Answer with one number only: the number of lines that contain "into".

Figure record extracts:
──────────

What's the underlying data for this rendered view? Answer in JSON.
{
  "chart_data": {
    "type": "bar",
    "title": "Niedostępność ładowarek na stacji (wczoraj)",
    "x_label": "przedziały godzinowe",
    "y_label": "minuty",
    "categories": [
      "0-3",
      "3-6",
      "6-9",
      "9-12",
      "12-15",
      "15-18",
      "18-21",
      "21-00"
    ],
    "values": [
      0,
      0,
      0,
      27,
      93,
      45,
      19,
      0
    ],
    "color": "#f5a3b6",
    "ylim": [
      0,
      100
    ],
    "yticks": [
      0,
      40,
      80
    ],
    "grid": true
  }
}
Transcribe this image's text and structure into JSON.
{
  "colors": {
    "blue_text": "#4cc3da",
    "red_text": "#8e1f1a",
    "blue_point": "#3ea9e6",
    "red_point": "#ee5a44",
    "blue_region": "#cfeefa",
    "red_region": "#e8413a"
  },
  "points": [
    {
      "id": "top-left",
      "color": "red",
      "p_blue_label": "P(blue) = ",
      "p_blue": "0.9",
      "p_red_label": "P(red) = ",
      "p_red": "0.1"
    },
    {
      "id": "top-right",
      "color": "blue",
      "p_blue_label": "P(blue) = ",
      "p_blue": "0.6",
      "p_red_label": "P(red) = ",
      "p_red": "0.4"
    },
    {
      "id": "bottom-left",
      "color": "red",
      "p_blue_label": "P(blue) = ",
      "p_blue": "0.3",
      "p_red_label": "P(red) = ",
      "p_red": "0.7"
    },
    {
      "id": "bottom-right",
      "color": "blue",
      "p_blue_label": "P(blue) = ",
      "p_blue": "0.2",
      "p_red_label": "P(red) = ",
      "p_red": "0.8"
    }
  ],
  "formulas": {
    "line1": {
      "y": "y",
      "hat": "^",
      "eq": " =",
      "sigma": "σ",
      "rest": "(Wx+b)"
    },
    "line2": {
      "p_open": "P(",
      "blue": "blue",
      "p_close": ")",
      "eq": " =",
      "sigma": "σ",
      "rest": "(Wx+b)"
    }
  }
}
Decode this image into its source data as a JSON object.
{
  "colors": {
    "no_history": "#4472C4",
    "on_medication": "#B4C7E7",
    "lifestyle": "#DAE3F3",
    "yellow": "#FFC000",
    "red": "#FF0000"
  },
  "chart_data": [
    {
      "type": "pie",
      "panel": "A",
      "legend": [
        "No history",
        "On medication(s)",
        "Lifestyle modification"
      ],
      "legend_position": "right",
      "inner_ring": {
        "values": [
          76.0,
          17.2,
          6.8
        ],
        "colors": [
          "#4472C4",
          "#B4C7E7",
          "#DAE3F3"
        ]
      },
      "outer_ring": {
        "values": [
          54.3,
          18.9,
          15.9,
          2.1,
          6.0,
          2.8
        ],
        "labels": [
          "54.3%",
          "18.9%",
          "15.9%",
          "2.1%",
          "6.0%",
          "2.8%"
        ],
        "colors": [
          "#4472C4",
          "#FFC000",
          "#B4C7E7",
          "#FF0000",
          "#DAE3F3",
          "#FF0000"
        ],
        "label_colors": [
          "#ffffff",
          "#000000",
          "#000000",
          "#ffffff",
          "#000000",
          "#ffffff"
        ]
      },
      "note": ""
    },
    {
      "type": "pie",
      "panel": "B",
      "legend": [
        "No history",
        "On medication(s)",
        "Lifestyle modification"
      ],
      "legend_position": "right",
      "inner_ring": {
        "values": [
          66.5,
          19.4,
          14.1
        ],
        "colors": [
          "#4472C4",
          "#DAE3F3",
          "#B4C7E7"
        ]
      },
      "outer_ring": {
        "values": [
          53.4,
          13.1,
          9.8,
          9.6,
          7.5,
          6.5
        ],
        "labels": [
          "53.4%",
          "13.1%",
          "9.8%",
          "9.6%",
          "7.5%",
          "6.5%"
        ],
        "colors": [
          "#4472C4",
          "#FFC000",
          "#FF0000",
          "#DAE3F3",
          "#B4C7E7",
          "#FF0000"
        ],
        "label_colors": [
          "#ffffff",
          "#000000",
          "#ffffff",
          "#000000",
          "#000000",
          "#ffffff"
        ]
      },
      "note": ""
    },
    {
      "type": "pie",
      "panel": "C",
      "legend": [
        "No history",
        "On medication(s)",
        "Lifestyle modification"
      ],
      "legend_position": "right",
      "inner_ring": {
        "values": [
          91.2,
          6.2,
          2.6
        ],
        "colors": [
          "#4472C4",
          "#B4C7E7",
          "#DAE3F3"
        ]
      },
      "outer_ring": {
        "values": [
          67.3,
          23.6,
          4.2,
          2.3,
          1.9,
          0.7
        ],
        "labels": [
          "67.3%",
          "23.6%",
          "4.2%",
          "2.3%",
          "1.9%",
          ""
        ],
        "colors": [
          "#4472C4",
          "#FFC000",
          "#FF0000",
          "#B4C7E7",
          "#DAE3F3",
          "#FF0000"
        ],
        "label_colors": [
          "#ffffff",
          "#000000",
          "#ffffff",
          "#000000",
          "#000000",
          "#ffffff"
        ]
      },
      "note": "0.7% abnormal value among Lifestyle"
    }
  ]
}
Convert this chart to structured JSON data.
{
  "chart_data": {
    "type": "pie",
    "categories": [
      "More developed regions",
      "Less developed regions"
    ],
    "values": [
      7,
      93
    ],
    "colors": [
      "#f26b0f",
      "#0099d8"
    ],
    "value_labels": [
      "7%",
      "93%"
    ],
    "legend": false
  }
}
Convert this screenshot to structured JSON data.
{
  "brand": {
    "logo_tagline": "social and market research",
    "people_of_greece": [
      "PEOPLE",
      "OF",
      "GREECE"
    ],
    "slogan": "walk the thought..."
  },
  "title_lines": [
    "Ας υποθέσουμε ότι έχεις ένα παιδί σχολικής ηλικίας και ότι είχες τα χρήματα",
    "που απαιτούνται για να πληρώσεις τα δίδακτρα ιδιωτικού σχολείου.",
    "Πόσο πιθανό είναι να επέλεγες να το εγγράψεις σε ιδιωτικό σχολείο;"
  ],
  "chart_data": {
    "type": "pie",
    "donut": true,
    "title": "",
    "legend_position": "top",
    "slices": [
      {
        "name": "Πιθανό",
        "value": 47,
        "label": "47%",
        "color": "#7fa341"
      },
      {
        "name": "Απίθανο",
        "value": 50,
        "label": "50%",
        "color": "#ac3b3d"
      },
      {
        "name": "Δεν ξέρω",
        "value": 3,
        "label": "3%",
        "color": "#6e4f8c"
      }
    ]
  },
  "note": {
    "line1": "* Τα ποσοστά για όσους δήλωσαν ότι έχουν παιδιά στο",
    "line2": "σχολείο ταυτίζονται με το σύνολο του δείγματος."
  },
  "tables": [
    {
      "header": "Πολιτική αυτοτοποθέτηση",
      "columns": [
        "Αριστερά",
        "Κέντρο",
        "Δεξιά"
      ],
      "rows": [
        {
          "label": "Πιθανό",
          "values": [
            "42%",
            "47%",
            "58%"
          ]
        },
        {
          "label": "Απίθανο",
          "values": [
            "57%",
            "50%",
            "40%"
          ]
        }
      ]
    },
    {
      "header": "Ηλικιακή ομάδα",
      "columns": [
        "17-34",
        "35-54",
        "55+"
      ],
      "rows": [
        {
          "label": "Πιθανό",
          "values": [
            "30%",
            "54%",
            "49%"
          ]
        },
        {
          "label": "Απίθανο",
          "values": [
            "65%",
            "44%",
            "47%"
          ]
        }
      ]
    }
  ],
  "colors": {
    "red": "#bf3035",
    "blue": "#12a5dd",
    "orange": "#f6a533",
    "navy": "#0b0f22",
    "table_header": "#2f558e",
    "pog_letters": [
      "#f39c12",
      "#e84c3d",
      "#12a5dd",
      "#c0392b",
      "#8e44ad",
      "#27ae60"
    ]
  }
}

──────────

COMPLETE OUTPUT:
2